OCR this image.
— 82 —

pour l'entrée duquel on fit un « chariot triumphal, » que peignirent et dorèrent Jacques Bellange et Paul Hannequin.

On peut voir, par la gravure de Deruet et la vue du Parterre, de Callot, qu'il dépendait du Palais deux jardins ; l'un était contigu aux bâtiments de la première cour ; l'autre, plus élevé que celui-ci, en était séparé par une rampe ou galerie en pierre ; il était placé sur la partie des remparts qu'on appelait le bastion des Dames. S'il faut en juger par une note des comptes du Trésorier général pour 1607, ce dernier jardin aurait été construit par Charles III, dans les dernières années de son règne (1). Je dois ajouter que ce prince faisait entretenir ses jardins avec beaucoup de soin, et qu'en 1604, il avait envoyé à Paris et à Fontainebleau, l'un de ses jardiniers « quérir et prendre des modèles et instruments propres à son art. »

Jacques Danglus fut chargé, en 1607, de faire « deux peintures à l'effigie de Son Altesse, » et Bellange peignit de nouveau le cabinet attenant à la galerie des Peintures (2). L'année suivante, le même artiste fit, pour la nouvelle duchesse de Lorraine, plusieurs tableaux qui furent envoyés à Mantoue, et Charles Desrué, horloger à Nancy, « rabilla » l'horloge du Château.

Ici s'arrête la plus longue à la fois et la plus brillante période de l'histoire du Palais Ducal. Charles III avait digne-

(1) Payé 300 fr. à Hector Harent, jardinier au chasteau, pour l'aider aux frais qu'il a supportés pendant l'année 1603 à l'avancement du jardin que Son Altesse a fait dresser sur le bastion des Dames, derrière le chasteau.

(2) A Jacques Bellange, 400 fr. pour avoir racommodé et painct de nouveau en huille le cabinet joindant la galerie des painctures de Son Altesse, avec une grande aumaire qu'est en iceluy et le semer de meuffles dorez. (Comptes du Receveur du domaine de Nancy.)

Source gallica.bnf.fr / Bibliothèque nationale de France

PROBLEM TO WORK ON –
Look through the records above and report how many lines hold the word "Altesse", giving only the number.

OUTPUT OF THE EXERCISE –
3